[WORK REQUIRED]: Convert every line of the items below into a JSON array of strings, one string per line, omitting blank lines.

(Layout element annotations)
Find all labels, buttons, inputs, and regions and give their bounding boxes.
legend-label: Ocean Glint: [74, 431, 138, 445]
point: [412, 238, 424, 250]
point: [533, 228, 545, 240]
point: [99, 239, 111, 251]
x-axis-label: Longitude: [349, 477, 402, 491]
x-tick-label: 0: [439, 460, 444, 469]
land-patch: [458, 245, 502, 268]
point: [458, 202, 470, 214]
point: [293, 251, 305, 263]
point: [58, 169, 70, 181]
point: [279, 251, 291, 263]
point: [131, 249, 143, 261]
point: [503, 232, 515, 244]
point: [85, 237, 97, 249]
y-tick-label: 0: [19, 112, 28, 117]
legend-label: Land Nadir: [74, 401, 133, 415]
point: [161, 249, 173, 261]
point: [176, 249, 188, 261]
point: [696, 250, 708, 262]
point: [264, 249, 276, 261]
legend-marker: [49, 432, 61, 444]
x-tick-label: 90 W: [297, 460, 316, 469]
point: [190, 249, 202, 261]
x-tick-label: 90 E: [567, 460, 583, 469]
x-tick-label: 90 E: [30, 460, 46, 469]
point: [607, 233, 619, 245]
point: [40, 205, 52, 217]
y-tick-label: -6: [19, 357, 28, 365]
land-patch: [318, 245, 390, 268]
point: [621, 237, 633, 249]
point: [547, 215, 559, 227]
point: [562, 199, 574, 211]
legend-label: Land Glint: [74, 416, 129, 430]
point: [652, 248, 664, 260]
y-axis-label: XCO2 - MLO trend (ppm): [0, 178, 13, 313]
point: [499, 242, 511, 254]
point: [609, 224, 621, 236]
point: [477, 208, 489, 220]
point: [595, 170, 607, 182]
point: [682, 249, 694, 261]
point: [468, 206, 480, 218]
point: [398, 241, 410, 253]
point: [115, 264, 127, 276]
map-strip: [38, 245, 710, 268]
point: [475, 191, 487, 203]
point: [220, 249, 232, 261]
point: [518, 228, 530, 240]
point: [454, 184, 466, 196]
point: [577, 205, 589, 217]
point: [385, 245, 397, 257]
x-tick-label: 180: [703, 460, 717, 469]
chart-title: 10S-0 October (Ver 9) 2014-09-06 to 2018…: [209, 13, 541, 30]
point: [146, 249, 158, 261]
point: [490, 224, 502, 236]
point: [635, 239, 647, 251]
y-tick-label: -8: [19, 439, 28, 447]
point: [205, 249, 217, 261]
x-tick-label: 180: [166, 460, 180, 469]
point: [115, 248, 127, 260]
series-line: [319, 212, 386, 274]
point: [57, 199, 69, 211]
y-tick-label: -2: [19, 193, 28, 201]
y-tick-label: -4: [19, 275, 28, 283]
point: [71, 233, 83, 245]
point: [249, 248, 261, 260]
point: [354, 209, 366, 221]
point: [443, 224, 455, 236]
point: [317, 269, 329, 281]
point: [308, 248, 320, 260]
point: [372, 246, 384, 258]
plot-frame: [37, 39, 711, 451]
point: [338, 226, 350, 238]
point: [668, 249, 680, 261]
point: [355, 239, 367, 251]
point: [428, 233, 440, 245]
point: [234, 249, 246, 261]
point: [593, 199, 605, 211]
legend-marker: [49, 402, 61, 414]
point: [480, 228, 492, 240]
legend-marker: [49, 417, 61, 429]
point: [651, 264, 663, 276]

[RESULT BELOW]:
[
  "Find all labels, buttons, inputs, and regions and give their bounding boxes.",
  "legend-label: Ocean Glint: [74, 431, 138, 445]",
  "point: [412, 238, 424, 250]",
  "point: [533, 228, 545, 240]",
  "point: [99, 239, 111, 251]",
  "x-axis-label: Longitude: [349, 477, 402, 491]",
  "x-tick-label: 0: [439, 460, 444, 469]",
  "land-patch: [458, 245, 502, 268]",
  "point: [458, 202, 470, 214]",
  "point: [293, 251, 305, 263]",
  "point: [58, 169, 70, 181]",
  "point: [279, 251, 291, 263]",
  "point: [131, 249, 143, 261]",
  "point: [503, 232, 515, 244]",
  "point: [85, 237, 97, 249]",
  "y-tick-label: 0: [19, 112, 28, 117]",
  "legend-label: Land Nadir: [74, 401, 133, 415]",
  "point: [161, 249, 173, 261]",
  "point: [176, 249, 188, 261]",
  "point: [696, 250, 708, 262]",
  "point: [264, 249, 276, 261]",
  "legend-marker: [49, 432, 61, 444]",
  "x-tick-label: 90 W: [297, 460, 316, 469]",
  "point: [190, 249, 202, 261]",
  "x-tick-label: 90 E: [567, 460, 583, 469]",
  "x-tick-label: 90 E: [30, 460, 46, 469]",
  "point: [607, 233, 619, 245]",
  "point: [40, 205, 52, 217]",
  "y-tick-label: -6: [19, 357, 28, 365]",
  "land-patch: [318, 245, 390, 268]",
  "point: [621, 237, 633, 249]",
  "point: [547, 215, 559, 227]",
  "point: [562, 199, 574, 211]",
  "legend-label: Land Glint: [74, 416, 129, 430]",
  "point: [652, 248, 664, 260]",
  "y-axis-label: XCO2 - MLO trend (ppm): [0, 178, 13, 313]",
  "point: [499, 242, 511, 254]",
  "point: [609, 224, 621, 236]",
  "point: [477, 208, 489, 220]",
  "point: [595, 170, 607, 182]",
  "point: [682, 249, 694, 261]",
  "point: [468, 206, 480, 218]",
  "point: [398, 241, 410, 253]",
  "point: [115, 264, 127, 276]",
  "map-strip: [38, 245, 710, 268]",
  "point: [475, 191, 487, 203]",
  "point: [220, 249, 232, 261]",
  "point: [518, 228, 530, 240]",
  "point: [454, 184, 466, 196]",
  "point: [577, 205, 589, 217]",
  "point: [385, 245, 397, 257]",
  "x-tick-label: 180: [703, 460, 717, 469]",
  "chart-title: 10S-0 October (Ver 9) 2014-09-06 to 2018…: [209, 13, 541, 30]",
  "point: [146, 249, 158, 261]",
  "point: [490, 224, 502, 236]",
  "point: [635, 239, 647, 251]",
  "y-tick-label: -8: [19, 439, 28, 447]",
  "point: [205, 249, 217, 261]",
  "x-tick-label: 180: [166, 460, 180, 469]",
  "point: [115, 248, 127, 260]",
  "series-line: [319, 212, 386, 274]",
  "point: [57, 199, 69, 211]",
  "y-tick-label: -2: [19, 193, 28, 201]",
  "y-tick-label: -4: [19, 275, 28, 283]",
  "point: [71, 233, 83, 245]",
  "point: [249, 248, 261, 260]",
  "point: [354, 209, 366, 221]",
  "point: [443, 224, 455, 236]",
  "point: [317, 269, 329, 281]",
  "point: [308, 248, 320, 260]",
  "point: [372, 246, 384, 258]",
  "plot-frame: [37, 39, 711, 451]",
  "point: [338, 226, 350, 238]",
  "point: [668, 249, 680, 261]",
  "point: [355, 239, 367, 251]",
  "point: [428, 233, 440, 245]",
  "point: [234, 249, 246, 261]",
  "point: [593, 199, 605, 211]",
  "legend-marker: [49, 402, 61, 414]",
  "point: [480, 228, 492, 240]",
  "legend-marker: [49, 417, 61, 429]",
  "point: [651, 264, 663, 276]"
]